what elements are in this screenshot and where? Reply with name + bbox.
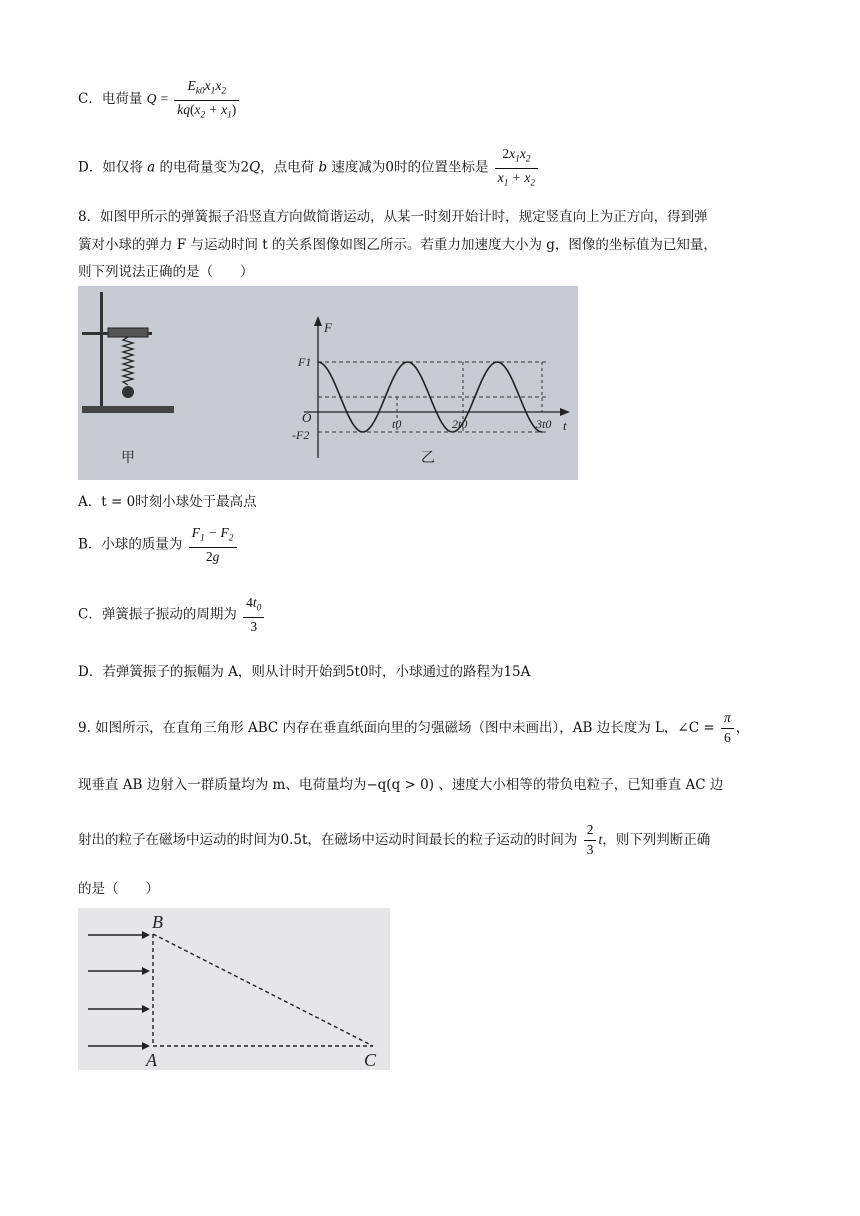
q8-option-b: B．小球的质量为 $\frac{F_1 - F_2}{2g}$ — [78, 525, 239, 565]
q8-option-d: D．若弹簧振子的振幅为 A，则从计时开始到5t0时，小球通过的路程为15A — [78, 664, 531, 680]
fig-caption-yi: 乙 — [421, 451, 435, 466]
q8-figure — [78, 286, 578, 480]
q8-option-a: A．t = 0时刻小球处于最高点 — [78, 494, 257, 510]
tick-t0: t0 — [392, 417, 402, 431]
q8-option-c: C．弹簧振子振动的周期为 $\frac{4t_0}{3}$ — [78, 595, 266, 635]
fig-caption-jia: 甲 — [121, 450, 135, 466]
f2-label: -F2 — [292, 428, 310, 442]
q9-stem-line4: 的是（ ） — [78, 881, 159, 897]
y-axis-label: F — [324, 320, 332, 335]
vertex-b: B — [152, 912, 163, 932]
q7-c-label: C．电荷量 — [78, 91, 143, 108]
tick-2t0: 2t0 — [452, 417, 468, 431]
q9-triangle-figure — [78, 908, 390, 1070]
q9-stem-line2: 现垂直 AB 边射入一群质量均为 m、电荷量均为−q(q > 0) 、速度大小相等的带负电粒子，已知垂直 AC 边 — [78, 777, 724, 793]
q7-option-d — [78, 146, 540, 190]
q8-stem-line3: 则下列说法正确的是（ ） — [78, 264, 254, 280]
q7-c-formula: Q = $\frac{E_{k0}x_1x_2}{kq(x_2 + x_1)}$ — [147, 91, 242, 106]
q8-stem-line2: 簧对小球的弹力 F 与运动时间 t 的关系图像如图乙所示。若重力加速度大小为 g，图像的坐标值为已知量， — [78, 237, 717, 253]
q9-stem-line3: 射出的粒子在磁场中运动的时间为0.5t，在磁场中运动时间最长的粒子运动的时间为 $\frac{2}{3}$ t，则下列判断正确 — [78, 822, 711, 857]
vertex-a: A — [146, 1050, 157, 1070]
q7-d-formula: $\frac{2x_1x_2}{x_1 + x_2}$ — [495, 146, 538, 190]
origin-label: O — [302, 410, 312, 425]
tick-3t0: 3t0 — [536, 417, 552, 431]
q9-stem-line1: 9. 如图所示，在直角三角形 ABC 内存在垂直纸面向里的匀强磁场（图中未画出），AB 边长度为 L，∠C = $\frac{\pi}{6}$ ， — [78, 710, 750, 745]
f1-label: F1 — [298, 355, 312, 369]
q7-d-text: D．如仅将 a 的电荷量变为2Q，点电荷 b 速度减为0时的位置坐标是 — [78, 159, 489, 176]
vertex-c: C — [364, 1050, 377, 1070]
q7-option-c — [78, 78, 241, 122]
x-axis-label: t — [563, 418, 567, 433]
q8-stem-line1: 8．如图甲所示的弹簧振子沿竖直方向做简谐运动，从某一时刻开始计时，规定竖直向上为正方向，得到弹 — [78, 209, 708, 225]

## Exercise directions
Reproduce the material above, substituting "corner" for every occurrence of "vertex" and leaving everything else unchanged. Omit the picture from your reply.

## Task result
what elements are in this screenshot and where? Reply with name + bbox.
q8-option-b: B．小球的质量为 $\frac{F_1 - F_2}{2g}$ — [78, 525, 239, 565]
q8-option-d: D．若弹簧振子的振幅为 A，则从计时开始到5t0时，小球通过的路程为15A — [78, 664, 531, 680]
fig-caption-yi: 乙 — [421, 451, 435, 466]
q8-figure — [78, 286, 578, 480]
q8-option-a: A．t = 0时刻小球处于最高点 — [78, 494, 257, 510]
tick-t0: t0 — [392, 417, 402, 431]
q8-option-c: C．弹簧振子振动的周期为 $\frac{4t_0}{3}$ — [78, 595, 266, 635]
fig-caption-jia: 甲 — [121, 450, 135, 466]
f2-label: -F2 — [292, 428, 310, 442]
q9-stem-line4: 的是（ ） — [78, 881, 159, 897]
y-axis-label: F — [324, 320, 332, 335]
corner-b: B — [152, 912, 163, 932]
q7-c-label: C．电荷量 — [78, 91, 143, 108]
tick-2t0: 2t0 — [452, 417, 468, 431]
q9-triangle-figure — [78, 908, 390, 1070]
q9-stem-line2: 现垂直 AB 边射入一群质量均为 m、电荷量均为−q(q > 0) 、速度大小相等的带负电粒子，已知垂直 AC 边 — [78, 777, 724, 793]
q7-option-d — [78, 146, 540, 190]
q8-stem-line3: 则下列说法正确的是（ ） — [78, 264, 254, 280]
q7-c-formula: Q = $\frac{E_{k0}x_1x_2}{kq(x_2 + x_1)}$ — [147, 91, 242, 106]
q8-stem-line2: 簧对小球的弹力 F 与运动时间 t 的关系图像如图乙所示。若重力加速度大小为 g，图像的坐标值为已知量， — [78, 237, 717, 253]
q9-stem-line3: 射出的粒子在磁场中运动的时间为0.5t，在磁场中运动时间最长的粒子运动的时间为 $\frac{2}{3}$ t，则下列判断正确 — [78, 822, 711, 857]
corner-a: A — [146, 1050, 157, 1070]
q7-d-formula: $\frac{2x_1x_2}{x_1 + x_2}$ — [495, 146, 538, 190]
origin-label: O — [302, 410, 312, 425]
tick-3t0: 3t0 — [536, 417, 552, 431]
q9-stem-line1: 9. 如图所示，在直角三角形 ABC 内存在垂直纸面向里的匀强磁场（图中未画出），AB 边长度为 L，∠C = $\frac{\pi}{6}$ ， — [78, 710, 750, 745]
f1-label: F1 — [298, 355, 312, 369]
q7-d-text: D．如仅将 a 的电荷量变为2Q，点电荷 b 速度减为0时的位置坐标是 — [78, 159, 489, 176]
corner-c: C — [364, 1050, 377, 1070]
q7-option-c — [78, 78, 241, 122]
x-axis-label: t — [563, 418, 567, 433]
q8-stem-line1: 8．如图甲所示的弹簧振子沿竖直方向做简谐运动，从某一时刻开始计时，规定竖直向上为正方向，得到弹 — [78, 209, 708, 225]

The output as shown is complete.